Passage extrait:

-=-=-

I- MÉTADONNÉES ET PARATEXTE
Auteur : Christian Gailly
Titre : Nuage rouge
Éditeur : Minuit
Collection :
Année : 2000
Éditions ultérieures : « Minuit Double » 2007
Désignation générique :
Cote : 3
Quatrième de couverture :
« Un homme roule sur une route de campagne. Il rentre chez lui. Il est presque rendu. C'eût été trop simple: une voiture arrive en face, c'est celle de son ami Lucien mais, quand il la croise, Lucien n'est pas à l'intérieur, c'est une femme qui conduit, une inconnue au visage flou, dominé par le rouge. Qui est-elle? Et Lucien, où est-il? Et ce rouge, qu'est-ce que c'est? Du rouge à lèvres? De la confiture? Du sang? On dirait des peintures de guerre. [Biographie auteur et extraits des Inrockuptibles et du Monde]»
II- CONTENU GÉNÉRAL
Résumé de l’œuvre :
Le narrateur, bègue, découvre son ami Lucien mutilé dans les bois; la femme qu'il venait d'agresser, et que la narrateur a croisé couverte de sang au volant de la voiture de son ami, lui a tranché les organes génitaux. Son bégaiement disparaît. Ce narrateur incertain, pleins de questionnements, va être mandaté par Lucien, dépressif et repentant, pour aller au Danemark intercéder en sa faveur auprès de cette femme. Il se nouera alors entre elle, veuve de marin qui ignore qui il est vraiment, et le narrateur, malheureux en ménage, une relation étrange, l'ancien bègue devenant amoureux d'elle et trahissant donc la confiance de son ami Lucien. Celui-ci se vengera: demandant à son ami de l'aider à se suicider, il mourra bel et bien, mais après s'être assuré que c'est son ami qu'on accusera. Le roman se lit donc comme une sorte de confession ou de témoignage du narrateur.

-=-=-

Liste des enregistrements:
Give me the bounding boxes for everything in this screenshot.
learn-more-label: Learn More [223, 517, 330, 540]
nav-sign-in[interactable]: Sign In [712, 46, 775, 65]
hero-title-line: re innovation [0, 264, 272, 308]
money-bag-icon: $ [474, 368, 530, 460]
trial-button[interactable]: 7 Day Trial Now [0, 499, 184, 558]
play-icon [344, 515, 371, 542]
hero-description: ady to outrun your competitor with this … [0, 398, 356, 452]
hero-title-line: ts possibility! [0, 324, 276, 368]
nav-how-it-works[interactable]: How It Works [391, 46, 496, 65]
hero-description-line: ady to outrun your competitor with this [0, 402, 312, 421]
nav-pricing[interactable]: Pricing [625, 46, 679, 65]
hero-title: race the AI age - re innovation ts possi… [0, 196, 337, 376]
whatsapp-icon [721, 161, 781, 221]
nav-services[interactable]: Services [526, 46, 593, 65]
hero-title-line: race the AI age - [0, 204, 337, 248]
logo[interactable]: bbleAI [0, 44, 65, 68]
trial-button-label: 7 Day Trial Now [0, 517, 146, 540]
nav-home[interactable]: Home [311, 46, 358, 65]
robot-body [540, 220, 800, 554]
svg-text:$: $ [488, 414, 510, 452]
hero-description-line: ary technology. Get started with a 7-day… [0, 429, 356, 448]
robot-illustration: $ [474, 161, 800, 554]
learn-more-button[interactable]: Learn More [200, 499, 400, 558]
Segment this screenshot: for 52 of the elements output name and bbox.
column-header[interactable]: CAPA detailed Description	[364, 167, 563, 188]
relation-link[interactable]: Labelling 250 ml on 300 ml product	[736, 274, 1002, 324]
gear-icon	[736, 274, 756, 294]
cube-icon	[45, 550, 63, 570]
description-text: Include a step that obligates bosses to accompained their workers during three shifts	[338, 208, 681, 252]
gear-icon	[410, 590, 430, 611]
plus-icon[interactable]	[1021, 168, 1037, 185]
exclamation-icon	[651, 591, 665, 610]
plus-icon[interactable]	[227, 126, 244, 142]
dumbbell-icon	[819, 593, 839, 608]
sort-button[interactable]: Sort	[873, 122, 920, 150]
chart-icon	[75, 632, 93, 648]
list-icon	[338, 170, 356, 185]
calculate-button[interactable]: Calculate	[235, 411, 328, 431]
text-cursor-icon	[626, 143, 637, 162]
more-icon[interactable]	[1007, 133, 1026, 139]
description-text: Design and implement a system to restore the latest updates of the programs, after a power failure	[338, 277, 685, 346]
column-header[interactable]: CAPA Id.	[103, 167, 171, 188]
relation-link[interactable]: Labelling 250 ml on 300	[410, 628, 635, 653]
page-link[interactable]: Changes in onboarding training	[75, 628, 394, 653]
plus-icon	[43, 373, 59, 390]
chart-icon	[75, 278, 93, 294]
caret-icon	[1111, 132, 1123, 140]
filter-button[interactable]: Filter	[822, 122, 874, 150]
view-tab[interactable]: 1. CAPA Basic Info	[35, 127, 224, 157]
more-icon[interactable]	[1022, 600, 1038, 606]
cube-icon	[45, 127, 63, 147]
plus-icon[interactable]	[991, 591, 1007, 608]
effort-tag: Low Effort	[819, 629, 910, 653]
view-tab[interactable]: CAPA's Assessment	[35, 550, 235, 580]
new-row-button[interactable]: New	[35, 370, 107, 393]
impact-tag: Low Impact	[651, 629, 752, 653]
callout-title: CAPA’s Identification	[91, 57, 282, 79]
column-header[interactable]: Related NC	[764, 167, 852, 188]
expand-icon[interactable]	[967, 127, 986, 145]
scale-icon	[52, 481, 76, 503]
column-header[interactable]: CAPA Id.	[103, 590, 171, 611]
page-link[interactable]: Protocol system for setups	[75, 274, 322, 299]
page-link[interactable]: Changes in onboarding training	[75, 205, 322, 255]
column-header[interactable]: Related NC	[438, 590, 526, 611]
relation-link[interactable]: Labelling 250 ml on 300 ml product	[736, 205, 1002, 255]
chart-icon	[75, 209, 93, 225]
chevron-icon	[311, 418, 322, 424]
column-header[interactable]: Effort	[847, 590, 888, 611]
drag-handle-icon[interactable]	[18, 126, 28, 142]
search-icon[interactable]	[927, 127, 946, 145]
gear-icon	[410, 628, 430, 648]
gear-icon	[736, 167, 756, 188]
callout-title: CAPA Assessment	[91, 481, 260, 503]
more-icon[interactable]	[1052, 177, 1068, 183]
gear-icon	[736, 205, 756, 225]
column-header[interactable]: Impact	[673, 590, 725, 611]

-=-=-

Consignes:
1) Dans la quatrième de couverture de la notice sur Nuage rouge, relevez toutes les substances proposées sous forme d'interrogation pour expliquer le rouge sur le visage de la conductrice.
2) Poursuivez la notice sur Nuage rouge à partir de la dernière phrase de son résumé.

Réponses rédigées:
1) Du rouge à lèvres, de la confiture et du sang.

2)
Thèmes :
Désir, vengeance, violence, amitié, trahison
III – JUSTIFICATION DE LA SÉLECTION
Explication (intuitive mais argumentée) du choix :
Du côté de l'action, c'est un peu faible, mais présent: Lucien agit par procuration au travers du narrateur, lequel obéit, jusqu'à être accusé d'un geste qu'il n'a pas commis. Rebecca, violée, reprend cependant le pouvoir en empêchant à jamais Lucien d'agir et d'imposer son désir. Mais c'est surtout du côté de la rupture interprétative que ce roman est intéressant: le narrateur hésite sans cesse, revient en arrière, recommence, doute de lui-même. Il ne semble pas bien comprendre la série d'acte qu'il veut pourtant expliquer par sa narration. Le geste de Lucien en est le plus bel exemple; le narrateur voulait aider, et finit par contribuer sans s'en apercevoir à sa propre perte.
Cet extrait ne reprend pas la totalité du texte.